> **What you have to do**: Quote, exactly, the line holding "OCR this image." and all lines after it to the end of the records below. Exclude pictures.

> **Information shown**:

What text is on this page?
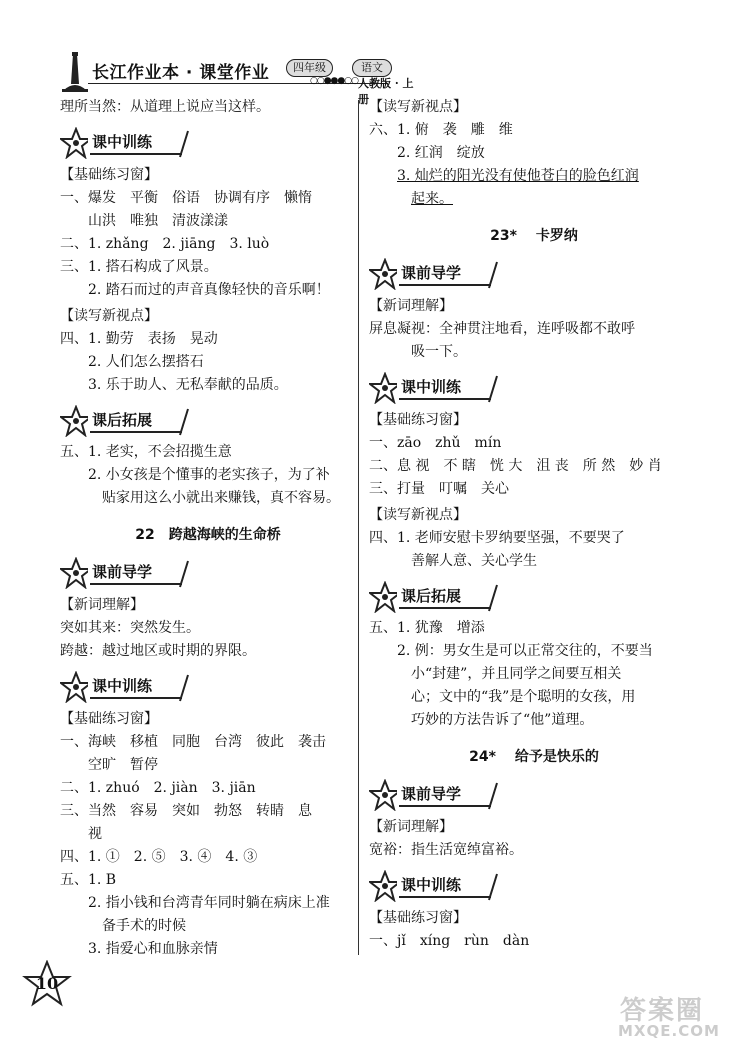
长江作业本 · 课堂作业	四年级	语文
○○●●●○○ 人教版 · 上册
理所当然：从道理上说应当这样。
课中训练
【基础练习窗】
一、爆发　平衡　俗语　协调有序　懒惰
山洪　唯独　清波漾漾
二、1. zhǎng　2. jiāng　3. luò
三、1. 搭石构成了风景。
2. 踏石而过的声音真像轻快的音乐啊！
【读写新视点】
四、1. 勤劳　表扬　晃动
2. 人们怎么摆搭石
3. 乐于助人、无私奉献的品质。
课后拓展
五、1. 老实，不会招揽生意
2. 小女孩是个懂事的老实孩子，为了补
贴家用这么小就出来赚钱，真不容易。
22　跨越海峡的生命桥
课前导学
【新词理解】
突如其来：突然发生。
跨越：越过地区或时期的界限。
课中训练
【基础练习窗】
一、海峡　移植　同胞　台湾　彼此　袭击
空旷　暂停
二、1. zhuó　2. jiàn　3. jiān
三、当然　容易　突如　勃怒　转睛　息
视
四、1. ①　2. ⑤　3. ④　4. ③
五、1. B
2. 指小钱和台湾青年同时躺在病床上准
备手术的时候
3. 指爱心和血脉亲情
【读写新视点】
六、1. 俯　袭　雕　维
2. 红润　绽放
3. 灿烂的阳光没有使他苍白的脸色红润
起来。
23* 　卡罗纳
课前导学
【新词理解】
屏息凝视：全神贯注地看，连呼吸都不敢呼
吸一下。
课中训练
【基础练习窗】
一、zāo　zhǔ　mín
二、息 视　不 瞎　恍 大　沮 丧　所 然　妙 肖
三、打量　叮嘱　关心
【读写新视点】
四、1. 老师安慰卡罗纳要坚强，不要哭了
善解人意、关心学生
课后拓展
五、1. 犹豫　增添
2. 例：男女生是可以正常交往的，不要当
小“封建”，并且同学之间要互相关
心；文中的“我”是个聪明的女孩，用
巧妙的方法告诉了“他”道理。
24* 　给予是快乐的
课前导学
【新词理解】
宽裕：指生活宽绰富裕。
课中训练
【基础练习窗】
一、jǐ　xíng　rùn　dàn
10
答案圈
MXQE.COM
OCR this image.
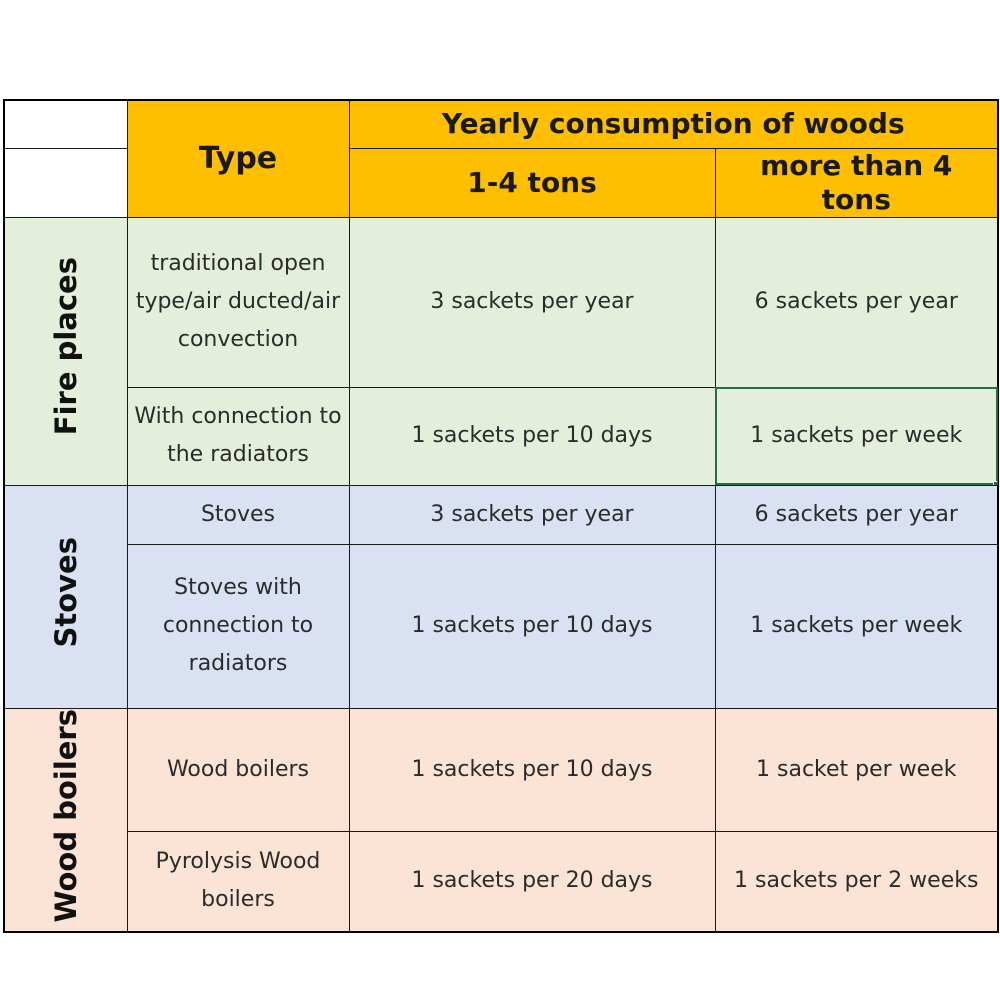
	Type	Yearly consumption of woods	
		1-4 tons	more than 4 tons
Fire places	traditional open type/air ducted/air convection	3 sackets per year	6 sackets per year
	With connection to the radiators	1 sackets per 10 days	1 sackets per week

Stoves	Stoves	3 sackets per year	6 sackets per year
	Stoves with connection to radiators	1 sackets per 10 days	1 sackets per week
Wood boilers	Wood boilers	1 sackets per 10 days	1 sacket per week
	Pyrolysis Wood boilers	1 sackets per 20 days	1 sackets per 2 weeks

> **Exercise response**:
OCR this image.
	Type	Yearly consumption of woods	
		1-4 tons	more than 4 tons
Fire places	traditional open type/air ducted/air convection	3 sackets per year	6 sackets per year
	With connection to the radiators	1 sackets per 10 days	1 sackets per week

Stoves	Stoves	3 sackets per year	6 sackets per year
	Stoves with connection to radiators	1 sackets per 10 days	1 sackets per week
Wood boilers	Wood boilers	1 sackets per 10 days	1 sacket per week
	Pyrolysis Wood boilers	1 sackets per 20 days	1 sackets per 2 weeks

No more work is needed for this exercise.